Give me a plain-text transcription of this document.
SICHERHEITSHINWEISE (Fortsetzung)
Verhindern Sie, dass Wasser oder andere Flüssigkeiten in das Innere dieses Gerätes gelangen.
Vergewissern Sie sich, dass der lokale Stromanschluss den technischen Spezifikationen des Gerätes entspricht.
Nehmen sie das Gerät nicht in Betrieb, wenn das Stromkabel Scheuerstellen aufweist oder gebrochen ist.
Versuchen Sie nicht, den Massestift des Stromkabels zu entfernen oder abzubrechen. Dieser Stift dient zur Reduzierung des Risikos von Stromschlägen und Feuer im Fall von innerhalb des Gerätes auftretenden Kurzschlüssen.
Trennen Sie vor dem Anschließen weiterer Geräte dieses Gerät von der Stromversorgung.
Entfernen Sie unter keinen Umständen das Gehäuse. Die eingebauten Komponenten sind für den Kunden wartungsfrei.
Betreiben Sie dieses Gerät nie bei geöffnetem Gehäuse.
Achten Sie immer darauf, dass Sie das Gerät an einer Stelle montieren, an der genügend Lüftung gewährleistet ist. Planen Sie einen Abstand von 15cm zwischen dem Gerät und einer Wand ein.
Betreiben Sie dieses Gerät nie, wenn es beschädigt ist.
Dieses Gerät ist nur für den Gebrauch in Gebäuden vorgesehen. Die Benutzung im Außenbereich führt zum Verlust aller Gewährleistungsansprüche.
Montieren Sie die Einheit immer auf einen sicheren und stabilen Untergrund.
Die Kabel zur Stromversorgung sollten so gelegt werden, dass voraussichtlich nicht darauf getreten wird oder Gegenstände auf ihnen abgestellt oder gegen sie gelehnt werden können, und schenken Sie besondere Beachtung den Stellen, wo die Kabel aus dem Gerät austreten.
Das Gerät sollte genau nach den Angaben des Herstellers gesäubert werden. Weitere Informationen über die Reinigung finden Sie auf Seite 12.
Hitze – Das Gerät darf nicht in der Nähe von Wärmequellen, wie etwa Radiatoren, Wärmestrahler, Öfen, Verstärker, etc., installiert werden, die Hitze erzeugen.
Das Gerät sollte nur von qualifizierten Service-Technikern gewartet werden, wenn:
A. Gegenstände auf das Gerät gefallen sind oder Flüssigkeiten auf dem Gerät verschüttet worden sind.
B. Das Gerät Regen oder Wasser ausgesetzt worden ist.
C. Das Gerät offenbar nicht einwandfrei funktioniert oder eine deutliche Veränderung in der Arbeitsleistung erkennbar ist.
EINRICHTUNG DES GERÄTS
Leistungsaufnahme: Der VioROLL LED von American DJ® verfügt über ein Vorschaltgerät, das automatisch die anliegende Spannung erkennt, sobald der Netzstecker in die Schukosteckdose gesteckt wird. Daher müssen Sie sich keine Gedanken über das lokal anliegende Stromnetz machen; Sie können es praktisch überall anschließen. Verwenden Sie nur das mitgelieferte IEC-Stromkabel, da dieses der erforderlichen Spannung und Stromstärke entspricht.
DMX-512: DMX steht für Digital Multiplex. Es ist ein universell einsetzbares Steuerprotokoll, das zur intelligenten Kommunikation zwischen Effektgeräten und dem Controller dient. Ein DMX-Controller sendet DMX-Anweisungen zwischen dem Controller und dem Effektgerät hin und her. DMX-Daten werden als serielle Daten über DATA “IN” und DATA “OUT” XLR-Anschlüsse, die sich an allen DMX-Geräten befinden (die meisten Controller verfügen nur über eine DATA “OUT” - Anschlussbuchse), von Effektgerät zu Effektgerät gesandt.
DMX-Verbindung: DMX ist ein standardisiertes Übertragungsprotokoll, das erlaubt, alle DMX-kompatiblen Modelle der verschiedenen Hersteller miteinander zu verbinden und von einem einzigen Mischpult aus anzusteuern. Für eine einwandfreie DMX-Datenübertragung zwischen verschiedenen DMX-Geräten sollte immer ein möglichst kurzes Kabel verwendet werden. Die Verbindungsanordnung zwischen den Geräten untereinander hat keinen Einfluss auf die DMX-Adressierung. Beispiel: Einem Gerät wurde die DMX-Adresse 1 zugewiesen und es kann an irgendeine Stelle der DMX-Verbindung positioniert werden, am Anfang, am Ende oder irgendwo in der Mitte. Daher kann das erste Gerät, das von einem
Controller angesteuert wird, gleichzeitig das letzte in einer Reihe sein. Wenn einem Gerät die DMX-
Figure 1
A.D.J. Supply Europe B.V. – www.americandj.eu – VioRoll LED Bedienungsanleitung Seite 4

Written request
Copy all of the data exactly.

Answer for this exercise
Give me a plain-text transcription of this document.
SICHERHEITSHINWEISE (Fortsetzung)
Verhindern Sie, dass Wasser oder andere Flüssigkeiten in das Innere dieses Gerätes gelangen.
Vergewissern Sie sich, dass der lokale Stromanschluss den technischen Spezifikationen des Gerätes entspricht.
Nehmen sie das Gerät nicht in Betrieb, wenn das Stromkabel Scheuerstellen aufweist oder gebrochen ist.
Versuchen Sie nicht, den Massestift des Stromkabels zu entfernen oder abzubrechen. Dieser Stift dient zur Reduzierung des Risikos von Stromschlägen und Feuer im Fall von innerhalb des Gerätes auftretenden Kurzschlüssen.
Trennen Sie vor dem Anschließen weiterer Geräte dieses Gerät von der Stromversorgung.
Entfernen Sie unter keinen Umständen das Gehäuse. Die eingebauten Komponenten sind für den Kunden wartungsfrei.
Betreiben Sie dieses Gerät nie bei geöffnetem Gehäuse.
Achten Sie immer darauf, dass Sie das Gerät an einer Stelle montieren, an der genügend Lüftung gewährleistet ist. Planen Sie einen Abstand von 15cm zwischen dem Gerät und einer Wand ein.
Betreiben Sie dieses Gerät nie, wenn es beschädigt ist.
Dieses Gerät ist nur für den Gebrauch in Gebäuden vorgesehen. Die Benutzung im Außenbereich führt zum Verlust aller Gewährleistungsansprüche.
Montieren Sie die Einheit immer auf einen sicheren und stabilen Untergrund.
Die Kabel zur Stromversorgung sollten so gelegt werden, dass voraussichtlich nicht darauf getreten wird oder Gegenstände auf ihnen abgestellt oder gegen sie gelehnt werden können, und schenken Sie besondere Beachtung den Stellen, wo die Kabel aus dem Gerät austreten.
Das Gerät sollte genau nach den Angaben des Herstellers gesäubert werden. Weitere Informationen über die Reinigung finden Sie auf Seite 12.
Hitze – Das Gerät darf nicht in der Nähe von Wärmequellen, wie etwa Radiatoren, Wärmestrahler, Öfen, Verstärker, etc., installiert werden, die Hitze erzeugen.
Das Gerät sollte nur von qualifizierten Service-Technikern gewartet werden, wenn:
A. Gegenstände auf das Gerät gefallen sind oder Flüssigkeiten auf dem Gerät verschüttet worden sind.
B. Das Gerät Regen oder Wasser ausgesetzt worden ist.
C. Das Gerät offenbar nicht einwandfrei funktioniert oder eine deutliche Veränderung in der Arbeitsleistung erkennbar ist.
EINRICHTUNG DES GERÄTS
Leistungsaufnahme: Der VioROLL LED von American DJ® verfügt über ein Vorschaltgerät, das automatisch die anliegende Spannung erkennt, sobald der Netzstecker in die Schukosteckdose gesteckt wird. Daher müssen Sie sich keine Gedanken über das lokal anliegende Stromnetz machen; Sie können es praktisch überall anschließen. Verwenden Sie nur das mitgelieferte IEC-Stromkabel, da dieses der erforderlichen Spannung und Stromstärke entspricht.
DMX-512: DMX steht für Digital Multiplex. Es ist ein universell einsetzbares Steuerprotokoll, das zur intelligenten Kommunikation zwischen Effektgeräten und dem Controller dient. Ein DMX-Controller sendet DMX-Anweisungen zwischen dem Controller und dem Effektgerät hin und her. DMX-Daten werden als serielle Daten über DATA “IN” und DATA “OUT” XLR-Anschlüsse, die sich an allen DMX-Geräten befinden (die meisten Controller verfügen nur über eine DATA “OUT” - Anschlussbuchse), von Effektgerät zu Effektgerät gesandt.
DMX-Verbindung: DMX ist ein standardisiertes Übertragungsprotokoll, das erlaubt, alle DMX-kompatiblen Modelle der verschiedenen Hersteller miteinander zu verbinden und von einem einzigen Mischpult aus anzusteuern. Für eine einwandfreie DMX-Datenübertragung zwischen verschiedenen DMX-Geräten sollte immer ein möglichst kurzes Kabel verwendet werden. Die Verbindungsanordnung zwischen den Geräten untereinander hat keinen Einfluss auf die DMX-Adressierung. Beispiel: Einem Gerät wurde die DMX-Adresse 1 zugewiesen und es kann an irgendeine Stelle der DMX-Verbindung positioniert werden, am Anfang, am Ende oder irgendwo in der Mitte. Daher kann das erste Gerät, das von einem
Controller angesteuert wird, gleichzeitig das letzte in einer Reihe sein. Wenn einem Gerät die DMX-
Figure 1
A.D.J. Supply Europe B.V. – www.americandj.eu – VioRoll LED Bedienungsanleitung Seite 4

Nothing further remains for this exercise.